§ Task details:
Rewrite the data from its first line through the line containing "body-line: Настоящее удостовѣреніе", inclusive, changing "location" to "position" and leaving everything else untouched. Give only those lines.

§ Input records:
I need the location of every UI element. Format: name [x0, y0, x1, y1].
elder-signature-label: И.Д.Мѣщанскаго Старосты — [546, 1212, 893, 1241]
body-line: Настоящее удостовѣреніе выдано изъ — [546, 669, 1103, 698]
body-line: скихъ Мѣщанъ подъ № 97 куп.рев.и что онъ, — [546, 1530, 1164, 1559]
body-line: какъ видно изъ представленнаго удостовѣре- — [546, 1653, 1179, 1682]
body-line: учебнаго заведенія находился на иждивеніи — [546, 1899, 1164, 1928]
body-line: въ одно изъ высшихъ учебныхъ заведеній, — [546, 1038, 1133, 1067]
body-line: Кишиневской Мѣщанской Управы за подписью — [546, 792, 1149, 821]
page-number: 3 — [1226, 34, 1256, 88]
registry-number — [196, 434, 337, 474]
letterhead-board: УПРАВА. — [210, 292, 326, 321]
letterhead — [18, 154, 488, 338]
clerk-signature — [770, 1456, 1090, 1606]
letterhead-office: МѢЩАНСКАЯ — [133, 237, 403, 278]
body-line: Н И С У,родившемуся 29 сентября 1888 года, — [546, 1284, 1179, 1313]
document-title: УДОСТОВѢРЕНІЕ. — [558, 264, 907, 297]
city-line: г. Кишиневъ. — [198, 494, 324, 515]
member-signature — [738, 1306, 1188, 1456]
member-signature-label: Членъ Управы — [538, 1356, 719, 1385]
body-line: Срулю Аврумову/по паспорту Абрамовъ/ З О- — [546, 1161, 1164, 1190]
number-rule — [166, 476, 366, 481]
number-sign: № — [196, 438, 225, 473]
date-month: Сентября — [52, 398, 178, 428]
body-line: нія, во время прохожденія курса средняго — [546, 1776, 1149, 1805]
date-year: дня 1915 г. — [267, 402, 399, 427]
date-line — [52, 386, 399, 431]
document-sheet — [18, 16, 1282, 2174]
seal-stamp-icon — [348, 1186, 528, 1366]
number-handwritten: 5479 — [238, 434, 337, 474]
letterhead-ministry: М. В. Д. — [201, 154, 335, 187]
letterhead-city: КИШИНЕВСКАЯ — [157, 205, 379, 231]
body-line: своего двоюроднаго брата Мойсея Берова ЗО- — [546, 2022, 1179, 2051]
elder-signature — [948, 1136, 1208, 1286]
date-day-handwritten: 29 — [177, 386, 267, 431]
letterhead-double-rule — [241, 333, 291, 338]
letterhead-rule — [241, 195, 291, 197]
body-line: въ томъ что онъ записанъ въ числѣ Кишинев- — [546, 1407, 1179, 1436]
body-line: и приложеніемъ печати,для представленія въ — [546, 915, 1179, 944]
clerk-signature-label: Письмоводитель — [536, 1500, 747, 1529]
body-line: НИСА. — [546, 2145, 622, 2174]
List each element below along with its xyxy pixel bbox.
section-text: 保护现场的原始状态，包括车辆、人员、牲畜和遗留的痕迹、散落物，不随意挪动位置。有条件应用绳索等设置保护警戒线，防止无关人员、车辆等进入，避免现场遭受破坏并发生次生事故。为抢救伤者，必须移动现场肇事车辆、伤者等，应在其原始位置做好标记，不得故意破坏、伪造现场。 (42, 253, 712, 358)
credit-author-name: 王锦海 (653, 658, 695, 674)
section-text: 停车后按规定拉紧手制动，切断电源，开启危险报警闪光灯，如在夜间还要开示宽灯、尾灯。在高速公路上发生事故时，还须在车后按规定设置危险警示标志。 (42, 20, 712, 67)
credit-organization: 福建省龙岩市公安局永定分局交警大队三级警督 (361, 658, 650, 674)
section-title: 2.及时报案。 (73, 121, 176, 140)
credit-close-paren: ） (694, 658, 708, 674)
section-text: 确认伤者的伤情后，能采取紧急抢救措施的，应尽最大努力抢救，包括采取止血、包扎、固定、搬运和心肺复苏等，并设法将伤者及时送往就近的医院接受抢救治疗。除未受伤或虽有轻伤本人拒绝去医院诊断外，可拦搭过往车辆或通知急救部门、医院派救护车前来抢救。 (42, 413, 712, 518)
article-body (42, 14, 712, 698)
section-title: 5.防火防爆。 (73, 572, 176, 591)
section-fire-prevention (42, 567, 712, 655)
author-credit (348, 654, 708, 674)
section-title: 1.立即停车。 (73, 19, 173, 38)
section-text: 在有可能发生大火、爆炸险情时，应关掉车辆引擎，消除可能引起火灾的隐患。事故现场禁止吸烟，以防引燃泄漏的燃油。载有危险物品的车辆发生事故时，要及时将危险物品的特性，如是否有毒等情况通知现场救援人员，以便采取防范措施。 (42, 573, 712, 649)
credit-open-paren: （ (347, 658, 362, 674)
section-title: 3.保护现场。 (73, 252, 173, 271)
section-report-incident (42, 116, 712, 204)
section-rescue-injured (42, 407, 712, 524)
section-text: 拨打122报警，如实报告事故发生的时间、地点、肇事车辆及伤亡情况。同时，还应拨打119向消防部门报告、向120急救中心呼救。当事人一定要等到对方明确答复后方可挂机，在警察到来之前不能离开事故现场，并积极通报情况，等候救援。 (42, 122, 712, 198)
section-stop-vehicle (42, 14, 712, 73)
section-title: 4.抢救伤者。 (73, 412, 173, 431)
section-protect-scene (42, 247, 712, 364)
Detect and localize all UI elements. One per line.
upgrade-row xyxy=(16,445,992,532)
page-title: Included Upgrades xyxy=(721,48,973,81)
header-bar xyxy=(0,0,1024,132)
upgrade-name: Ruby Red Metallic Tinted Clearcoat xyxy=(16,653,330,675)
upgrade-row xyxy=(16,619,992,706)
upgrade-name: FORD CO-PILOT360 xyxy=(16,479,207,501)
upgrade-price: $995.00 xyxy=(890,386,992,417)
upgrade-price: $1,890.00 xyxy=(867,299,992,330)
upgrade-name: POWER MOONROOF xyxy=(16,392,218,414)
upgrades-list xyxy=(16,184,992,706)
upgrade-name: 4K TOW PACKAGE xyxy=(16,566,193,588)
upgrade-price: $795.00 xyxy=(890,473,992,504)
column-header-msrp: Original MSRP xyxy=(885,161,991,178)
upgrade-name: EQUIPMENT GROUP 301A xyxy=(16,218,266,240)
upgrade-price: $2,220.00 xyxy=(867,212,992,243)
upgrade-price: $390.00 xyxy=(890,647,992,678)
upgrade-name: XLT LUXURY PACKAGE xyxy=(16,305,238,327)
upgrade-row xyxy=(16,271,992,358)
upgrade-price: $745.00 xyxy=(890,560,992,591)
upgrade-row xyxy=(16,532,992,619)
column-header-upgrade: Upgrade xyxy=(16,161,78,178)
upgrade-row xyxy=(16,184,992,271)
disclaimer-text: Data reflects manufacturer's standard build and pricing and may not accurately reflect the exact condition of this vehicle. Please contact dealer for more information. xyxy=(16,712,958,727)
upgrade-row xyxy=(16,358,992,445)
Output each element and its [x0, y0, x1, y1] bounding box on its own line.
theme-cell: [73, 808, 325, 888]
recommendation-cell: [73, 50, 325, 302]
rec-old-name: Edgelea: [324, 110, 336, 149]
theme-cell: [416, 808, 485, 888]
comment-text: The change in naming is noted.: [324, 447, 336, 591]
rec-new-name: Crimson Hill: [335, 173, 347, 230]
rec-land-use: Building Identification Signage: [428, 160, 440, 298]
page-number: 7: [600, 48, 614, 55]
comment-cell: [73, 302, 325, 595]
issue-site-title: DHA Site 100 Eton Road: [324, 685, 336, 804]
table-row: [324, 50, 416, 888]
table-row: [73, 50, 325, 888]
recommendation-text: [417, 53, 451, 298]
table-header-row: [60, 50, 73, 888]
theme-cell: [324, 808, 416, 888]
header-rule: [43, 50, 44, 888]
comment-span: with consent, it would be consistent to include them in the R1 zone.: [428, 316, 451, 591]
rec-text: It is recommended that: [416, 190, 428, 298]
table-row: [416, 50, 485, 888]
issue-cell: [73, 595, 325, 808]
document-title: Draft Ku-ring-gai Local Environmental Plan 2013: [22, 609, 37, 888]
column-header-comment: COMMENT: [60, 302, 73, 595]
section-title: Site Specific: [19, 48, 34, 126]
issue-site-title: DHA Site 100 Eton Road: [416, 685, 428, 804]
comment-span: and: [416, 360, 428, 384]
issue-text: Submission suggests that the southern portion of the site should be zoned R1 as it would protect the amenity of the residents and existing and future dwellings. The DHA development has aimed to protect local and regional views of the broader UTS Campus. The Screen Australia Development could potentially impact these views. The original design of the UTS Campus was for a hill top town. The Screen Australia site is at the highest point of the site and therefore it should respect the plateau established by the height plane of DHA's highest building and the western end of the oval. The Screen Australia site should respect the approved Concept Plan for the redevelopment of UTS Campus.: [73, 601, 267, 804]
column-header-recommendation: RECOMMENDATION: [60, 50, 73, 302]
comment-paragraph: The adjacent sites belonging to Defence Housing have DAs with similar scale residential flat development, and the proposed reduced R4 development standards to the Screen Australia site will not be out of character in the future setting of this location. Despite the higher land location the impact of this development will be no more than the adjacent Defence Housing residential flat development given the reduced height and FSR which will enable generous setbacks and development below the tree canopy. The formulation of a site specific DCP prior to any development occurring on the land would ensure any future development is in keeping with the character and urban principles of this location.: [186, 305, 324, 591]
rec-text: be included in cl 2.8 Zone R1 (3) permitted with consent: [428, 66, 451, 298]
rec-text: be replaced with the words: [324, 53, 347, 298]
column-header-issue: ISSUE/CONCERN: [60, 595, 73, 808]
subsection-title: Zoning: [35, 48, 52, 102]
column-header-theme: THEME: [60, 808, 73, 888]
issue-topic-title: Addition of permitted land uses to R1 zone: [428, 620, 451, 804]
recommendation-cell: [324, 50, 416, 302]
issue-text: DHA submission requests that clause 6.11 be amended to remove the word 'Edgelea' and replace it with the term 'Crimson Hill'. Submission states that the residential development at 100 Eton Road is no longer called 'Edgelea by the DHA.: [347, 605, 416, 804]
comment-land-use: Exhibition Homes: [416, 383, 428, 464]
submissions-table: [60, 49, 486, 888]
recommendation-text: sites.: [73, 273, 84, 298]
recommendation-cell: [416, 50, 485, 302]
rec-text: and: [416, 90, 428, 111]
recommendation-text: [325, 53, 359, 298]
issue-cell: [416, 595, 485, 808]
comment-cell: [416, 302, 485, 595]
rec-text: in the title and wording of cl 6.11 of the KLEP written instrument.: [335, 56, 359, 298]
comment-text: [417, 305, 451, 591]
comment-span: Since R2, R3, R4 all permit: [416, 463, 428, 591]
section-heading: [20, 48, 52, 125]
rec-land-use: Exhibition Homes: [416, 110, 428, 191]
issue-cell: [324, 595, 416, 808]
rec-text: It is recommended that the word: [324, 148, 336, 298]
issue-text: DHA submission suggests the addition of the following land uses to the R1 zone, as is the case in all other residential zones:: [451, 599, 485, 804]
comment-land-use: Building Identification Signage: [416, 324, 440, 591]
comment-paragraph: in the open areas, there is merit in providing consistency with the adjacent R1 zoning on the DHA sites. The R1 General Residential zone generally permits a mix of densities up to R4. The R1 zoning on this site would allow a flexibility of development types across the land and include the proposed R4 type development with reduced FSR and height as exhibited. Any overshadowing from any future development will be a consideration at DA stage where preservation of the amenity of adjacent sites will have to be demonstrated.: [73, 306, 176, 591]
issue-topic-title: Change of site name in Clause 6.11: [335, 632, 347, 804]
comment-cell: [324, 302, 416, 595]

§ Response:
I need the position of every UI element. Format: name [x0, y0, x1, y1].
elder-signature-label: И.Д.Мѣщанскаго Старосты — [546, 1212, 893, 1241]
body-line: Настоящее удостовѣреніе выдано изъ — [546, 669, 1103, 698]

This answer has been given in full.